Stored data
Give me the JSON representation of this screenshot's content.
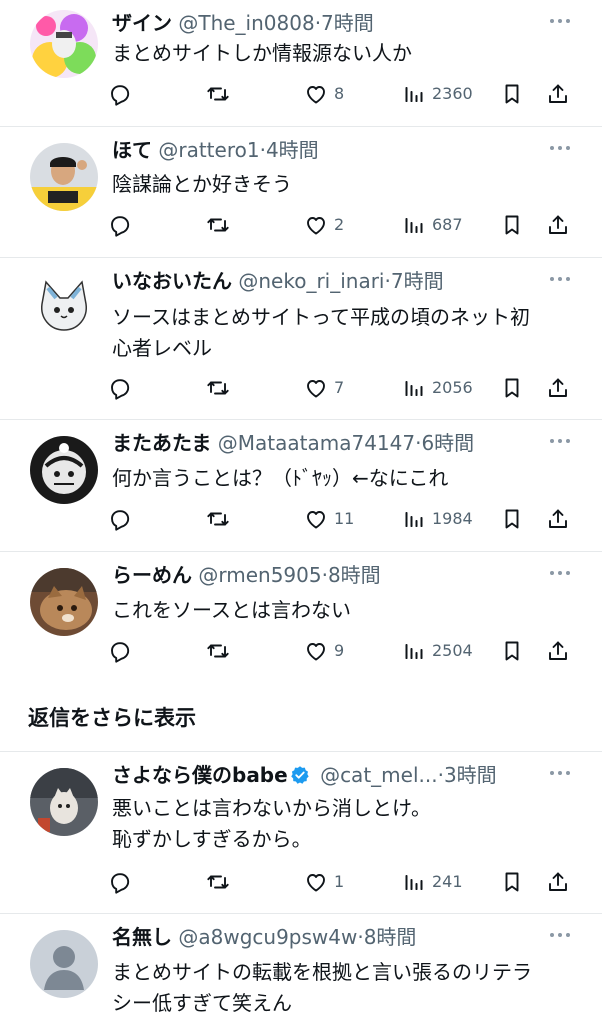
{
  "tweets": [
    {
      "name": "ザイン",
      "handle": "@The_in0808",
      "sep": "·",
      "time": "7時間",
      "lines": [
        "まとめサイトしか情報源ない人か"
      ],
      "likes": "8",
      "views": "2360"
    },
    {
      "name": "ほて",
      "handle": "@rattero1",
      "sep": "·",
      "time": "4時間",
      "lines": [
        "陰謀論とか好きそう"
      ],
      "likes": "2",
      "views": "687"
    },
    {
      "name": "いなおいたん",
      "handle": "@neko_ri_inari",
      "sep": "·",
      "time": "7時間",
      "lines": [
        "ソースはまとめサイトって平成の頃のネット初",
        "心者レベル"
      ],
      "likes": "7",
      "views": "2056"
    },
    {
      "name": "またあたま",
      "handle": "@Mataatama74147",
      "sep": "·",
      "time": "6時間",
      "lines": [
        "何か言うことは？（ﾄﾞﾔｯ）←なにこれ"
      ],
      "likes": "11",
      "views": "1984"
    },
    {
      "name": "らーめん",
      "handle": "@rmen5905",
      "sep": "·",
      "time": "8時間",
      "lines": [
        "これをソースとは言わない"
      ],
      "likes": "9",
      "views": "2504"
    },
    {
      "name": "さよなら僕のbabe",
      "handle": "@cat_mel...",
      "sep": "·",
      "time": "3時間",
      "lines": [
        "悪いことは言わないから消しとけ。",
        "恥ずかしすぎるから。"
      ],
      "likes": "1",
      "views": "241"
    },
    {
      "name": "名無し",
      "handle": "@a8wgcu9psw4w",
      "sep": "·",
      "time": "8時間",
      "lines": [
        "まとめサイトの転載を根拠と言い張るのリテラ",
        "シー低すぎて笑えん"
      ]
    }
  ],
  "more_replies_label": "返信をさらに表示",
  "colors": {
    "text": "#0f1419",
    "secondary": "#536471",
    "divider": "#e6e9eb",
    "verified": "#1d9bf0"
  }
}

REQUIREMENTS: Exclude the pictures and repeat every other part of the records word for word.

RESULT OF THIS EXERCISE:
Give me the JSON representation of this screenshot's content.
{
  "tweets": [
    {
      "name": "ザイン",
      "handle": "@The_in0808",
      "sep": "·",
      "time": "7時間",
      "lines": [
        "まとめサイトしか情報源ない人か"
      ],
      "likes": "8",
      "views": "2360"
    },
    {
      "name": "ほて",
      "handle": "@rattero1",
      "sep": "·",
      "time": "4時間",
      "lines": [
        "陰謀論とか好きそう"
      ],
      "likes": "2",
      "views": "687"
    },
    {
      "name": "いなおいたん",
      "handle": "@neko_ri_inari",
      "sep": "·",
      "time": "7時間",
      "lines": [
        "ソースはまとめサイトって平成の頃のネット初",
        "心者レベル"
      ],
      "likes": "7",
      "views": "2056"
    },
    {
      "name": "またあたま",
      "handle": "@Mataatama74147",
      "sep": "·",
      "time": "6時間",
      "lines": [
        "何か言うことは？（ﾄﾞﾔｯ）←なにこれ"
      ],
      "likes": "11",
      "views": "1984"
    },
    {
      "name": "らーめん",
      "handle": "@rmen5905",
      "sep": "·",
      "time": "8時間",
      "lines": [
        "これをソースとは言わない"
      ],
      "likes": "9",
      "views": "2504"
    },
    {
      "name": "さよなら僕のbabe",
      "handle": "@cat_mel...",
      "sep": "·",
      "time": "3時間",
      "lines": [
        "悪いことは言わないから消しとけ。",
        "恥ずかしすぎるから。"
      ],
      "likes": "1",
      "views": "241"
    },
    {
      "name": "名無し",
      "handle": "@a8wgcu9psw4w",
      "sep": "·",
      "time": "8時間",
      "lines": [
        "まとめサイトの転載を根拠と言い張るのリテラ",
        "シー低すぎて笑えん"
      ]
    }
  ],
  "more_replies_label": "返信をさらに表示",
  "colors": {
    "text": "#0f1419",
    "secondary": "#536471",
    "divider": "#e6e9eb",
    "verified": "#1d9bf0"
  }
}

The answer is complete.